■ Job: Where the string "窑洞工厂" occurs in the material below, report the whole line.

** Begin Data shown **

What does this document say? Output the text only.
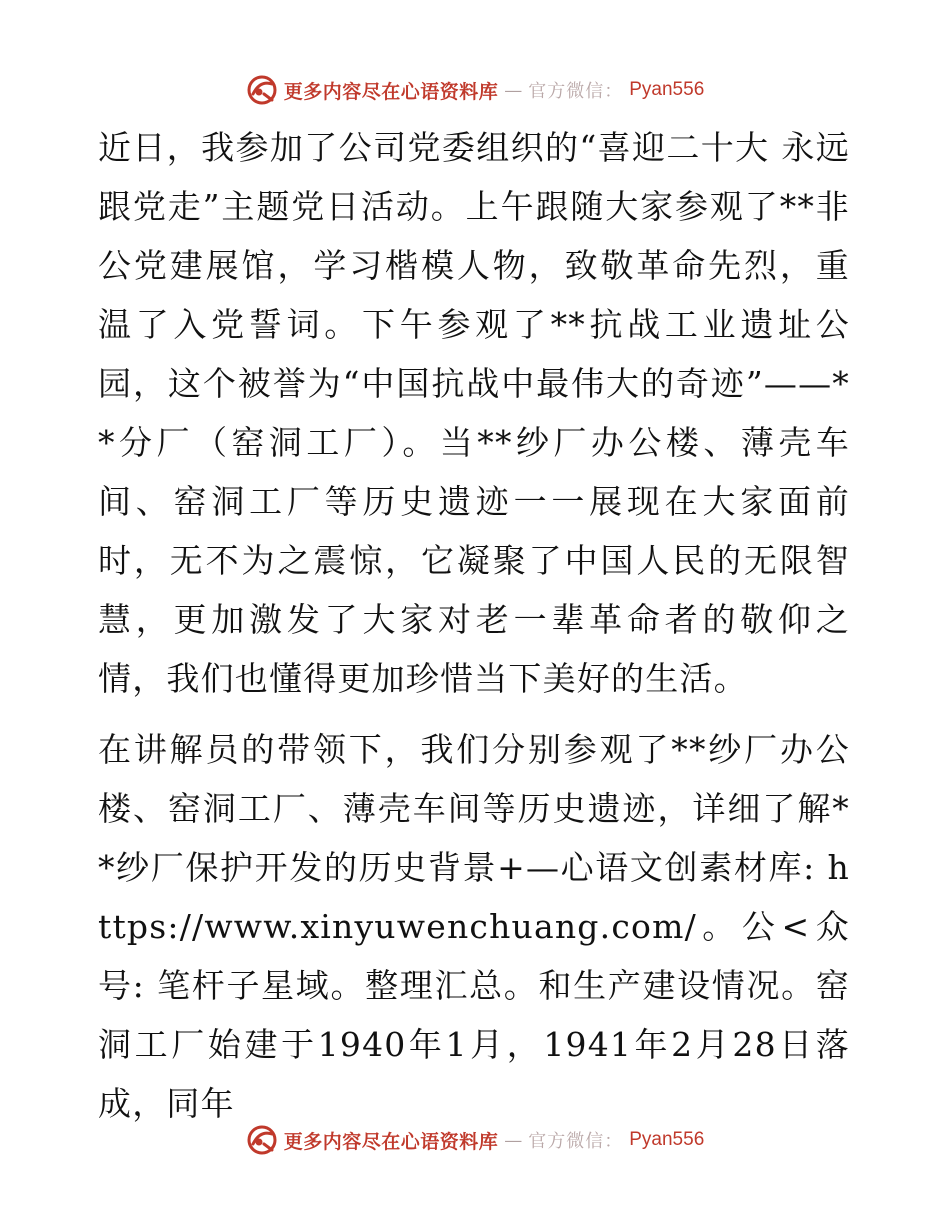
更多内容尽在心语资料库 — 官方微信： Pyan556

近日，我参加了公司党委组织的“喜迎二十大 永远跟党走”主题党日活动。上午跟随大家参观了**非公党建展馆，学习楷模人物，致敬革命先烈，重温了入党誓词。下午参观了**抗战工业遗址公园，这个被誉为“中国抗战中最伟大的奇迹”——**分厂（窑洞工厂）。当**纱厂办公楼、薄壳车间、窑洞工厂等历史遗迹一一展现在大家面前时，无不为之震惊，它凝聚了中国人民的无限智慧，更加激发了大家对老一辈革命者的敬仰之情，我们也懂得更加珍惜当下美好的生活。

在讲解员的带领下，我们分别参观了**纱厂办公楼、窑洞工厂、薄壳车间等历史遗迹，详细了解**纱厂保护开发的历史背景+—心语文创素材库: https://www.xinyuwenchuang.com/。公<众号: 笔杆子星域。整理汇总。和生产建设情况。窑洞工厂始建于1940年1月，1941年2月28日落成，同年

更多内容尽在心语资料库 — 官方微信： Pyan556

** End Data shown **

■ Task response:
近日，我参加了公司党委组织的“喜迎二十大 永远跟党走”主题党日活动。上午跟随大家参观了**非公党建展馆，学习楷模人物，致敬革命先烈，重温了入党誓词。下午参观了**抗战工业遗址公园，这个被誉为“中国抗战中最伟大的奇迹”——**分厂（窑洞工厂）。当**纱厂办公楼、薄壳车间、窑洞工厂等历史遗迹一一展现在大家面前时，无不为之震惊，它凝聚了中国人民的无限智慧，更加激发了大家对老一辈革命者的敬仰之情，我们也懂得更加珍惜当下美好的生活。
在讲解员的带领下，我们分别参观了**纱厂办公楼、窑洞工厂、薄壳车间等历史遗迹，详细了解**纱厂保护开发的历史背景+—心语文创素材库: https://www.xinyuwenchuang.com/。公<众号: 笔杆子星域。整理汇总。和生产建设情况。窑洞工厂始建于1940年1月，1941年2月28日落成，同年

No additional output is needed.